◆ WHAT YOU NEED TO DO
Transcribe the records in full, keeping every character as it is.

◆ GIVEN RECORDS
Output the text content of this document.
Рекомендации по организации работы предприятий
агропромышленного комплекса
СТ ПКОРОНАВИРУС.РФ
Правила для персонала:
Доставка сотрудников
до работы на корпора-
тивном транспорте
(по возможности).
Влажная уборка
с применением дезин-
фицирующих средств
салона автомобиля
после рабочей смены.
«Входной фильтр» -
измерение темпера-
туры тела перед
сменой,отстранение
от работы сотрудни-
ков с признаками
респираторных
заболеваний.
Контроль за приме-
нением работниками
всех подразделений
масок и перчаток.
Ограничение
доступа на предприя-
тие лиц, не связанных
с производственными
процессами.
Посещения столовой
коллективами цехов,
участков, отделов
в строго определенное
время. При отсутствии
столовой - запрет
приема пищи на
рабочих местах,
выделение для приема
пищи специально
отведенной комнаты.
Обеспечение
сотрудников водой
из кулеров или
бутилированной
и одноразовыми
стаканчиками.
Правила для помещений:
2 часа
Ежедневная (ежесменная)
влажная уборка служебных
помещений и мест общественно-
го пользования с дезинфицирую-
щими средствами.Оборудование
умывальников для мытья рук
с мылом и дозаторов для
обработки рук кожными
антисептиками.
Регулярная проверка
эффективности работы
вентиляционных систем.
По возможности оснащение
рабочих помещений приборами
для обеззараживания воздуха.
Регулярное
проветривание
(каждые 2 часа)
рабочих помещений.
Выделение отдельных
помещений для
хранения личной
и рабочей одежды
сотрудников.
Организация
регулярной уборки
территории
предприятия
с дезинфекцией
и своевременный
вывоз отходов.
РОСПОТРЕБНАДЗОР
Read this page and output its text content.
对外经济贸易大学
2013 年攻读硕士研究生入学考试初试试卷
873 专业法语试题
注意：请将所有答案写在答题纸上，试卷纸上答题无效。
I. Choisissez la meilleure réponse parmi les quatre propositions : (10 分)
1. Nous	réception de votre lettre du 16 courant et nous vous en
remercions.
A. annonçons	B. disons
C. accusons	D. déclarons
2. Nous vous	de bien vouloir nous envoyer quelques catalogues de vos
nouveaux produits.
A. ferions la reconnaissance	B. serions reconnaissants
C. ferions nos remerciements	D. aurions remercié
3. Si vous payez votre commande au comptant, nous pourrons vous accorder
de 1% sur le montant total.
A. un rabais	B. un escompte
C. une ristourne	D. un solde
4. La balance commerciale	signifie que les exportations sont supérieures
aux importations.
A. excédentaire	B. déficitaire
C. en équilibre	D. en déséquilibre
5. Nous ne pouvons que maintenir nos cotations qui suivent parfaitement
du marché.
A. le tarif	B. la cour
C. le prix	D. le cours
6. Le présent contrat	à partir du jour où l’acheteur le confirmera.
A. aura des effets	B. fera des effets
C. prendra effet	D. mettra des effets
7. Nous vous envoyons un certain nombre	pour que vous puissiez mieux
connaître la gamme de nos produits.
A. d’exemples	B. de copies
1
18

◆ ANSWER
Output the text content of this document.
Рекомендации по организации работы предприятий
агропромышленного комплекса
СТ ПКОРОНАВИРУС.РФ
Правила для персонала:
Доставка сотрудников
до работы на корпора-
тивном транспорте
(по возможности).
Влажная уборка
с применением дезин-
фицирующих средств
салона автомобиля
после рабочей смены.
«Входной фильтр» -
измерение темпера-
туры тела перед
сменой,отстранение
от работы сотрудни-
ков с признаками
респираторных
заболеваний.
Контроль за приме-
нением работниками
всех подразделений
масок и перчаток.
Ограничение
доступа на предприя-
тие лиц, не связанных
с производственными
процессами.
Посещения столовой
коллективами цехов,
участков, отделов
в строго определенное
время. При отсутствии
столовой - запрет
приема пищи на
рабочих местах,
выделение для приема
пищи специально
отведенной комнаты.
Обеспечение
сотрудников водой
из кулеров или
бутилированной
и одноразовыми
стаканчиками.
Правила для помещений:
2 часа
Ежедневная (ежесменная)
влажная уборка служебных
помещений и мест общественно-
го пользования с дезинфицирую-
щими средствами.Оборудование
умывальников для мытья рук
с мылом и дозаторов для
обработки рук кожными
антисептиками.
Регулярная проверка
эффективности работы
вентиляционных систем.
По возможности оснащение
рабочих помещений приборами
для обеззараживания воздуха.
Регулярное
проветривание
(каждые 2 часа)
рабочих помещений.
Выделение отдельных
помещений для
хранения личной
и рабочей одежды
сотрудников.
Организация
регулярной уборки
территории
предприятия
с дезинфекцией
и своевременный
вывоз отходов.
РОСПОТРЕБНАДЗОР
Read this page and output its text content.
对外经济贸易大学
2013 年攻读硕士研究生入学考试初试试卷
873 专业法语试题
注意：请将所有答案写在答题纸上，试卷纸上答题无效。
I. Choisissez la meilleure réponse parmi les quatre propositions : (10 分)
1. Nous	réception de votre lettre du 16 courant et nous vous en
remercions.
A. annonçons	B. disons
C. accusons	D. déclarons
2. Nous vous	de bien vouloir nous envoyer quelques catalogues de vos
nouveaux produits.
A. ferions la reconnaissance	B. serions reconnaissants
C. ferions nos remerciements	D. aurions remercié
3. Si vous payez votre commande au comptant, nous pourrons vous accorder
de 1% sur le montant total.
A. un rabais	B. un escompte
C. une ristourne	D. un solde
4. La balance commerciale	signifie que les exportations sont supérieures
aux importations.
A. excédentaire	B. déficitaire
C. en équilibre	D. en déséquilibre
5. Nous ne pouvons que maintenir nos cotations qui suivent parfaitement
du marché.
A. le tarif	B. la cour
C. le prix	D. le cours
6. Le présent contrat	à partir du jour où l’acheteur le confirmera.
A. aura des effets	B. fera des effets
C. prendra effet	D. mettra des effets
7. Nous vous envoyons un certain nombre	pour que vous puissiez mieux
connaître la gamme de nos produits.
A. d’exemples	B. de copies
1
18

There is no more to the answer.